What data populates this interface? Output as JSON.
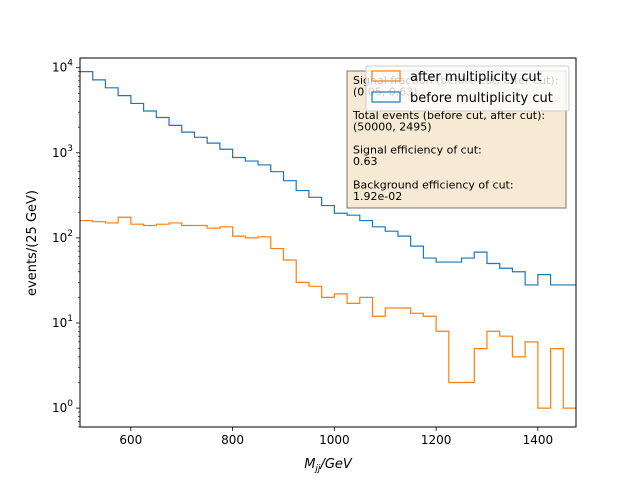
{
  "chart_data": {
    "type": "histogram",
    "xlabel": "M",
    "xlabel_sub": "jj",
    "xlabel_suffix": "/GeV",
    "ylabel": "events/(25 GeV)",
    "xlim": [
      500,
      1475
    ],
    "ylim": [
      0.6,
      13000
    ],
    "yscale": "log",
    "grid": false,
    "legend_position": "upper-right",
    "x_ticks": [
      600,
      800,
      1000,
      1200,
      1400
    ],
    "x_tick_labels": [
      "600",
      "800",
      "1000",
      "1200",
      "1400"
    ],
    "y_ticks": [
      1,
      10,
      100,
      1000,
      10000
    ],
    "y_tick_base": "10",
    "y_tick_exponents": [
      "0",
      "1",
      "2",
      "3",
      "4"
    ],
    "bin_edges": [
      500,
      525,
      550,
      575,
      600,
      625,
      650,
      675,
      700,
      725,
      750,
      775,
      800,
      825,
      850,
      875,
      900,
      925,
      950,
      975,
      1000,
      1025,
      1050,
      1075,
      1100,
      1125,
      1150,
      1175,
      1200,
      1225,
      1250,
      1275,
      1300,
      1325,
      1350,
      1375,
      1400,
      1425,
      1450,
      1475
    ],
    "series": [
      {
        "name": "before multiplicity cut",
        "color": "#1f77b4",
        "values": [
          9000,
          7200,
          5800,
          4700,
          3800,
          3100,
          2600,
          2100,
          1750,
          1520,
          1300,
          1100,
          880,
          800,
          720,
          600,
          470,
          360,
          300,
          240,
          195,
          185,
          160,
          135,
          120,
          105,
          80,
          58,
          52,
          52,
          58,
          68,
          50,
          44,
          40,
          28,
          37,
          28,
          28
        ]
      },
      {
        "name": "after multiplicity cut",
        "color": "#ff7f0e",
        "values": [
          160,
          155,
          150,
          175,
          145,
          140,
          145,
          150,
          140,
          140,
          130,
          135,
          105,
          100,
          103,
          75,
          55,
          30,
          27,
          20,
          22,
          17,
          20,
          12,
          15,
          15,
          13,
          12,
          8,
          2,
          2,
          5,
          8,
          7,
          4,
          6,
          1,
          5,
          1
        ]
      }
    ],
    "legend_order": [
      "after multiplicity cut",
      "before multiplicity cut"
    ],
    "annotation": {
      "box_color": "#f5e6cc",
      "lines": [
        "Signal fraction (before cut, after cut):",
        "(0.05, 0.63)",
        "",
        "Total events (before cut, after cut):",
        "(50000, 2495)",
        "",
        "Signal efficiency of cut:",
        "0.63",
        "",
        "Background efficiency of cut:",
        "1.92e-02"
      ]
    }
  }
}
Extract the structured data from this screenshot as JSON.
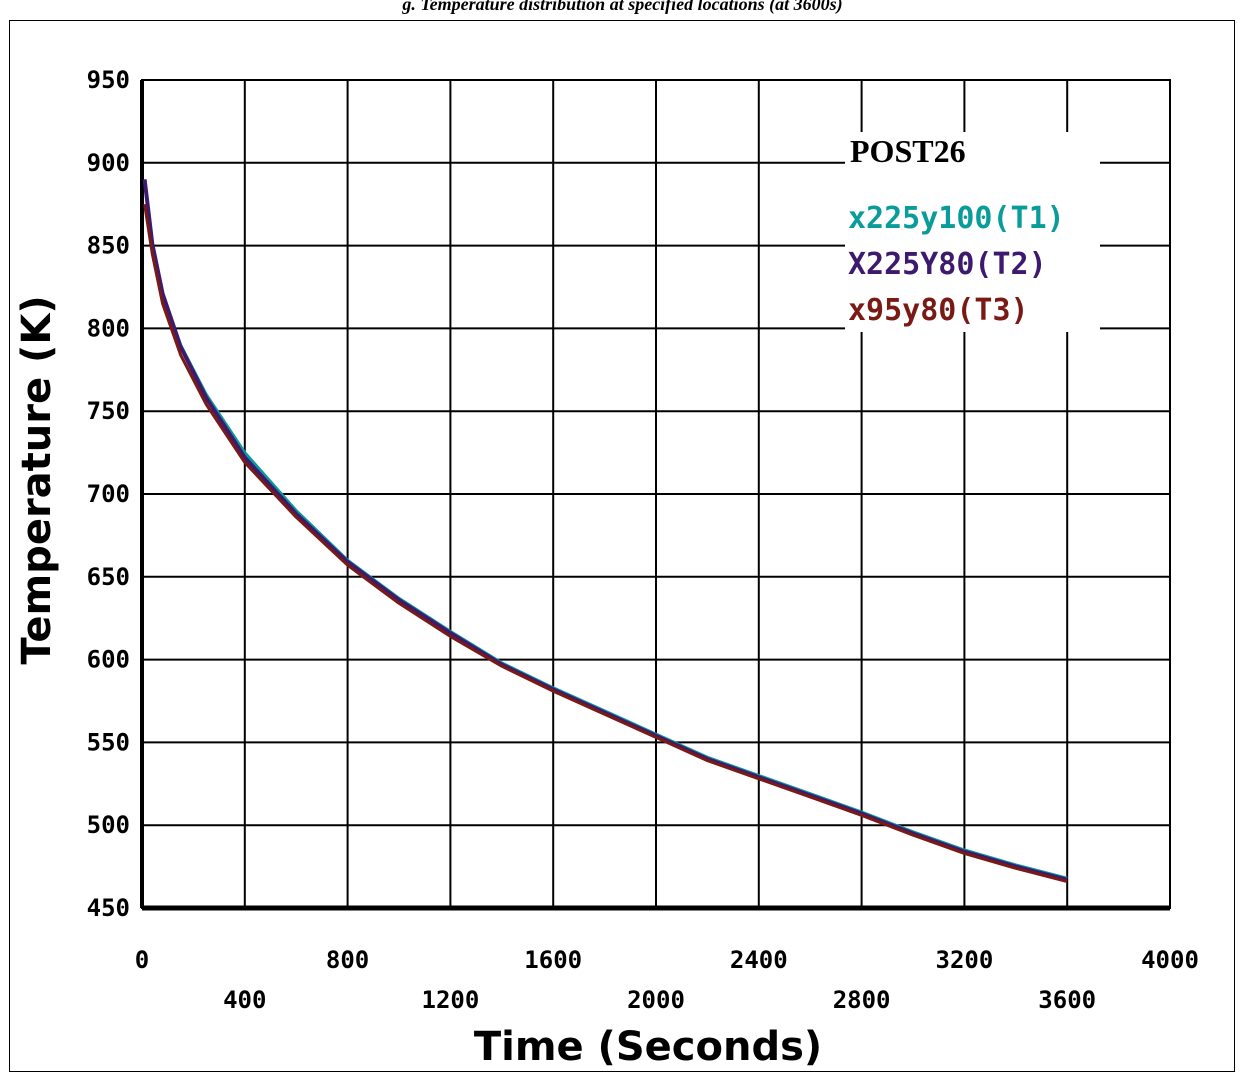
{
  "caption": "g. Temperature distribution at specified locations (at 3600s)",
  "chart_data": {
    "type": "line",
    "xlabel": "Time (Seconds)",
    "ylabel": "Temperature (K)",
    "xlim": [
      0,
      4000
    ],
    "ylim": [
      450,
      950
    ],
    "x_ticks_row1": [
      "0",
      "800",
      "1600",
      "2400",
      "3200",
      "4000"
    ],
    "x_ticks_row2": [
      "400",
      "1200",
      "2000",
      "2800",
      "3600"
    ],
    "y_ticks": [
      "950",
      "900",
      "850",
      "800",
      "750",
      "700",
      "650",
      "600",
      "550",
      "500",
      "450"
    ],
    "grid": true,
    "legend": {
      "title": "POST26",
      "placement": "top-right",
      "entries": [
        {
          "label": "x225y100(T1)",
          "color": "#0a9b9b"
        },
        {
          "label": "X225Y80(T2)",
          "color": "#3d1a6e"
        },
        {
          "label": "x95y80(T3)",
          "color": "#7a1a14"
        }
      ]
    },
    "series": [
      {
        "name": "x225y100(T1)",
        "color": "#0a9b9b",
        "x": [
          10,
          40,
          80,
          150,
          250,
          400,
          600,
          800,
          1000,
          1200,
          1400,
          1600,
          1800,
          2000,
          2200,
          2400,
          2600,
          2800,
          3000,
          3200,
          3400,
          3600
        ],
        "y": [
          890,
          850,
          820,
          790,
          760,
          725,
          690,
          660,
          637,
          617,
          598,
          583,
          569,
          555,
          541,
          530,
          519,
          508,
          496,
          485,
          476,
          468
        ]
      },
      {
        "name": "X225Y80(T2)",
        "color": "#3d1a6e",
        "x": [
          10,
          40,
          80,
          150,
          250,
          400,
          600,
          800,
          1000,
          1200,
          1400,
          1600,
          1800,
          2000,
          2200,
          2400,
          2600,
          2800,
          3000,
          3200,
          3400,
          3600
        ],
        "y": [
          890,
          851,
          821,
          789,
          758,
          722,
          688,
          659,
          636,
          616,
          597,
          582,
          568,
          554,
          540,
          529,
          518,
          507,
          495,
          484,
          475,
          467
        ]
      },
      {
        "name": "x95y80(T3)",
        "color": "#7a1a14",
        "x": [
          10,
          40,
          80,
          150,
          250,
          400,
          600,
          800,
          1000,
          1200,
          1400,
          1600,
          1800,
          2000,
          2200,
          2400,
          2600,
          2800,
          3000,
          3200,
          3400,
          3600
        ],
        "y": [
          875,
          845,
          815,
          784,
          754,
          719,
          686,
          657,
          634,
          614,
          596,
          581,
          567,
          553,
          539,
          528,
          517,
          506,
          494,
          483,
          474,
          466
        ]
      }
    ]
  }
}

• TO BE DONE
Using the material above, work out how many lines contain the string "multiplicity". Give that number alone.

• REPLY
4